[Begin Rows]
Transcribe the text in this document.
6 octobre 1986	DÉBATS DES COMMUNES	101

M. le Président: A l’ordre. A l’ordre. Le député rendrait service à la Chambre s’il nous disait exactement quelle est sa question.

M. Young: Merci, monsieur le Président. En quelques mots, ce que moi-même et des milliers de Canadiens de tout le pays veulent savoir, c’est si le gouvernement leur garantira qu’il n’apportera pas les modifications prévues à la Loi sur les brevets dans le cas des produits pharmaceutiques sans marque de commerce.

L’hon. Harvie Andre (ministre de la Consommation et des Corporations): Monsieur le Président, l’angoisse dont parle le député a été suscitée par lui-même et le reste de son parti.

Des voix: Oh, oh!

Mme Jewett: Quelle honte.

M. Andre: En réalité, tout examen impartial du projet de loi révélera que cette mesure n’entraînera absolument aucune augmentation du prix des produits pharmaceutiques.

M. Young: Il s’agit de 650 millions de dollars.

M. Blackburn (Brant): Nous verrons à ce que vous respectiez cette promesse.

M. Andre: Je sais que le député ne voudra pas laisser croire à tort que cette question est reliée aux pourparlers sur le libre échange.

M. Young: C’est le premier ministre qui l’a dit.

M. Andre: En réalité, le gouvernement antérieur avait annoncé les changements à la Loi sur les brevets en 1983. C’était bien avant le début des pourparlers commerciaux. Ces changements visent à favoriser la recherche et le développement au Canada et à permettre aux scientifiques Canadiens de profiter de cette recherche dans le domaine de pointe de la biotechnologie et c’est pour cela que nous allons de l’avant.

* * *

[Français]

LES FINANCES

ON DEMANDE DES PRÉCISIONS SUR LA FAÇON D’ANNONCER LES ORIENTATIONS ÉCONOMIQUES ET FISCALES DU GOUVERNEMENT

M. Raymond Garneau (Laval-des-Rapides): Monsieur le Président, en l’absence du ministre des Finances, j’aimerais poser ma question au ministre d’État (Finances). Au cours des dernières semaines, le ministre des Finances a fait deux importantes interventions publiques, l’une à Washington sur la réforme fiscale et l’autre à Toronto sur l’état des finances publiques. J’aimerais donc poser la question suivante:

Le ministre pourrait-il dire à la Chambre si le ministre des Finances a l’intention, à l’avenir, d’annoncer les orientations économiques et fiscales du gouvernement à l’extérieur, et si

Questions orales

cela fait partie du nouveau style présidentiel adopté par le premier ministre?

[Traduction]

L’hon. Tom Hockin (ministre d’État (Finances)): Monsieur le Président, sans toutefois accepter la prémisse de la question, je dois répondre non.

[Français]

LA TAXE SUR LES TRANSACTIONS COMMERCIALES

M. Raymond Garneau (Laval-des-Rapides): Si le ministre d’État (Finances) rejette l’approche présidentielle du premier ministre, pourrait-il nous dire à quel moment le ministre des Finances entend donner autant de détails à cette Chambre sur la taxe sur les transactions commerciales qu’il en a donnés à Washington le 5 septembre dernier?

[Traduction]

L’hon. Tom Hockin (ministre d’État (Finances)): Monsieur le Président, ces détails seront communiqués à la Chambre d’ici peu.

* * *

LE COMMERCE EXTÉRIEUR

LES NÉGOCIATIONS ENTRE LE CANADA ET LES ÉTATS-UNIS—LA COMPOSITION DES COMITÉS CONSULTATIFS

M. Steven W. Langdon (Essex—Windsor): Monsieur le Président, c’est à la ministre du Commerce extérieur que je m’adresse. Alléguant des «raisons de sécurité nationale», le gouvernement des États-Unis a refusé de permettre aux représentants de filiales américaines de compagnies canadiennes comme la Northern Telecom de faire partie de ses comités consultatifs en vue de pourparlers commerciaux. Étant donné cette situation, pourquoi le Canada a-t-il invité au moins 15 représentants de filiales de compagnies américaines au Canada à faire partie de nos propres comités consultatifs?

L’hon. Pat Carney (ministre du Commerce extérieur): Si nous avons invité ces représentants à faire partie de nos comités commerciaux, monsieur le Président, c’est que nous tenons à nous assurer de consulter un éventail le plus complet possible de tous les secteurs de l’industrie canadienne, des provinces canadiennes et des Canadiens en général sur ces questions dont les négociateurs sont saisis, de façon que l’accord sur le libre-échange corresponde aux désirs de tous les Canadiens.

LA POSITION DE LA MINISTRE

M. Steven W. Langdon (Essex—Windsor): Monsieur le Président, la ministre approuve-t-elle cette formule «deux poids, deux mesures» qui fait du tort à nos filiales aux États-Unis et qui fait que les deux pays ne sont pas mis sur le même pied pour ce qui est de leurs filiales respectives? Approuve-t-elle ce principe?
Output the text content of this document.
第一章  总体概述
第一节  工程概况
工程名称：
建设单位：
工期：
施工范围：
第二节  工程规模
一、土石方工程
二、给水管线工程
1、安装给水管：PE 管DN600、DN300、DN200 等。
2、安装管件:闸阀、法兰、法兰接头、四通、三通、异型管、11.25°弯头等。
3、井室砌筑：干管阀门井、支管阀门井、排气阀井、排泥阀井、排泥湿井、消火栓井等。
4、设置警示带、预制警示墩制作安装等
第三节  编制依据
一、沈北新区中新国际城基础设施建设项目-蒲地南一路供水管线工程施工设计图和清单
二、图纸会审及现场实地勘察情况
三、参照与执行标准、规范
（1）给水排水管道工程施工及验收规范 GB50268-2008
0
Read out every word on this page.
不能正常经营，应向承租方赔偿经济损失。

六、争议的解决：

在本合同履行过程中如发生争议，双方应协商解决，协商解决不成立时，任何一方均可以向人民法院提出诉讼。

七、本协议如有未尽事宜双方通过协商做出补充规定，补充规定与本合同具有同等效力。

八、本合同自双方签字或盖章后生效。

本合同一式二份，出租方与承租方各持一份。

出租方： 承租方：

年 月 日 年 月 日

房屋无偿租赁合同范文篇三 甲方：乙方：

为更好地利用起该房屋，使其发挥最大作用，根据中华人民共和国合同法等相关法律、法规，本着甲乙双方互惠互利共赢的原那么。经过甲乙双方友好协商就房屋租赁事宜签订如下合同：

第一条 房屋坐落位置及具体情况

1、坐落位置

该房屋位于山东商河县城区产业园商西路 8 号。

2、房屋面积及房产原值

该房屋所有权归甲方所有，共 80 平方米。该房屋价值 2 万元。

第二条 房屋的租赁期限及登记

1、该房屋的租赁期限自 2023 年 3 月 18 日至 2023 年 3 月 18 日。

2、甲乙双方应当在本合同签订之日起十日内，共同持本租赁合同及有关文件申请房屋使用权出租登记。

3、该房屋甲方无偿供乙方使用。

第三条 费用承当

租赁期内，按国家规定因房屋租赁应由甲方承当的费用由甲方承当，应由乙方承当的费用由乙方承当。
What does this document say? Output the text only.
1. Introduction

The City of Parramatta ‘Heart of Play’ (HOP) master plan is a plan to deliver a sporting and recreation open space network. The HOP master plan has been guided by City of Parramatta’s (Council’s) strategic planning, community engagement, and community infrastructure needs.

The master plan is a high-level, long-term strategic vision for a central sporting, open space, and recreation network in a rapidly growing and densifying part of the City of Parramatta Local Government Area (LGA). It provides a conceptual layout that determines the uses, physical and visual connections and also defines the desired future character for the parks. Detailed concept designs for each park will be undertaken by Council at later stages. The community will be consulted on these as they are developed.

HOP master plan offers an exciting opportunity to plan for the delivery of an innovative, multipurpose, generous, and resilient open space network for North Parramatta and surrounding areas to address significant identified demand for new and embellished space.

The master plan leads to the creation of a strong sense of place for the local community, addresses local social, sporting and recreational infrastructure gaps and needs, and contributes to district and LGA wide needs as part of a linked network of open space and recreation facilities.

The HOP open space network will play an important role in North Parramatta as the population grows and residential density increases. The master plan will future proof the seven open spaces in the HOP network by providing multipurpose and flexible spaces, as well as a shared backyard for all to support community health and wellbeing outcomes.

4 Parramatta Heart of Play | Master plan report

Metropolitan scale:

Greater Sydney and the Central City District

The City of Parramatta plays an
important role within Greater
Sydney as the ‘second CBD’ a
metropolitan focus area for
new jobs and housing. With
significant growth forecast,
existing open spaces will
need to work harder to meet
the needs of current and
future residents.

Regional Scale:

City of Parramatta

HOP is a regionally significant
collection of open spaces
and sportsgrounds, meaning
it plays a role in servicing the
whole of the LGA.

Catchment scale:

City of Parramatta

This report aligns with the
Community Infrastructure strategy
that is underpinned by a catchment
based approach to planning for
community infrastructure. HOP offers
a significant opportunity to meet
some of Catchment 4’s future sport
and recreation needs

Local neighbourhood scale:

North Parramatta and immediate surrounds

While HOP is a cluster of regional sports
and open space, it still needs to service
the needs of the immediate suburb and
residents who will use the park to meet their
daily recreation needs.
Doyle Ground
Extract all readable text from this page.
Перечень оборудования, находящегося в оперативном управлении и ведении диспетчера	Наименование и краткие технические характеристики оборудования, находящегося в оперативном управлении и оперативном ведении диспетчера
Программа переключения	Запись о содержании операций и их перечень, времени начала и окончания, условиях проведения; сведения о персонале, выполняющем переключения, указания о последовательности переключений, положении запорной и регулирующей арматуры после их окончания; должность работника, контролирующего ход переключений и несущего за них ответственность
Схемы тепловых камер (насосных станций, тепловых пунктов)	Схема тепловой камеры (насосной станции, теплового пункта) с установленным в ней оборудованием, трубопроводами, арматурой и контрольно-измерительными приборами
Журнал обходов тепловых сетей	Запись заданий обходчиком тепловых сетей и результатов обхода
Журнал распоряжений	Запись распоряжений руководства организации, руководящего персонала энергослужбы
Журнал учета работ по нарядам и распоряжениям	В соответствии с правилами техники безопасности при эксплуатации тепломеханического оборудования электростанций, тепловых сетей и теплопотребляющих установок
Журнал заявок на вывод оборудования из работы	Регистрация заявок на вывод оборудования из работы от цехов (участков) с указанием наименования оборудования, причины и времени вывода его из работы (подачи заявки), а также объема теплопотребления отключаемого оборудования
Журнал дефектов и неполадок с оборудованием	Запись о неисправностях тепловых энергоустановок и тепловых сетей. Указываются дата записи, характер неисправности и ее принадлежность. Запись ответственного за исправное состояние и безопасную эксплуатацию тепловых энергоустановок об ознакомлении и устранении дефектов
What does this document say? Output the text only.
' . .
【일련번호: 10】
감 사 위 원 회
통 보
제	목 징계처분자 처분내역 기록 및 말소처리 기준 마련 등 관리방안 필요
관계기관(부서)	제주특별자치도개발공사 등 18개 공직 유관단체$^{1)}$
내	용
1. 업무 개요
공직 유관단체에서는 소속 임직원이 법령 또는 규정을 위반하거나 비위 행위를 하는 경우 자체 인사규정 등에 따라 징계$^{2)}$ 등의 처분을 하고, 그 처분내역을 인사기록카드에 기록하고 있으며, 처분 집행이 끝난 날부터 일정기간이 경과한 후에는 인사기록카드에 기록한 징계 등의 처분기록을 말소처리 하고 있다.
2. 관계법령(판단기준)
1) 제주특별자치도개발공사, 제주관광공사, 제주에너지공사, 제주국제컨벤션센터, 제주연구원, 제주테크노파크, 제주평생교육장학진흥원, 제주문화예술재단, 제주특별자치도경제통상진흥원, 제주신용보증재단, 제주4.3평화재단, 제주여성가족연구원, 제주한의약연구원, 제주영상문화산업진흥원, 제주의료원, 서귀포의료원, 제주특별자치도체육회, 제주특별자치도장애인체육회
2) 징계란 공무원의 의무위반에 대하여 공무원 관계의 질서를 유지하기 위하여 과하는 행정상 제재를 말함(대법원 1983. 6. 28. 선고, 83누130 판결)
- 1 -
[End Rows]
Exercise prompt - Copy all the lines above that hold the string "significant".

Result of this task -
HOP master plan offers an exciting opportunity to plan for the delivery of an innovative, multipurpose, generous, and resilient open space network for North Parramatta and surrounding areas to address significant identified demand for new and embellished space.
significant growth forecast,
HOP is a regionally significant
a significant opportunity to meet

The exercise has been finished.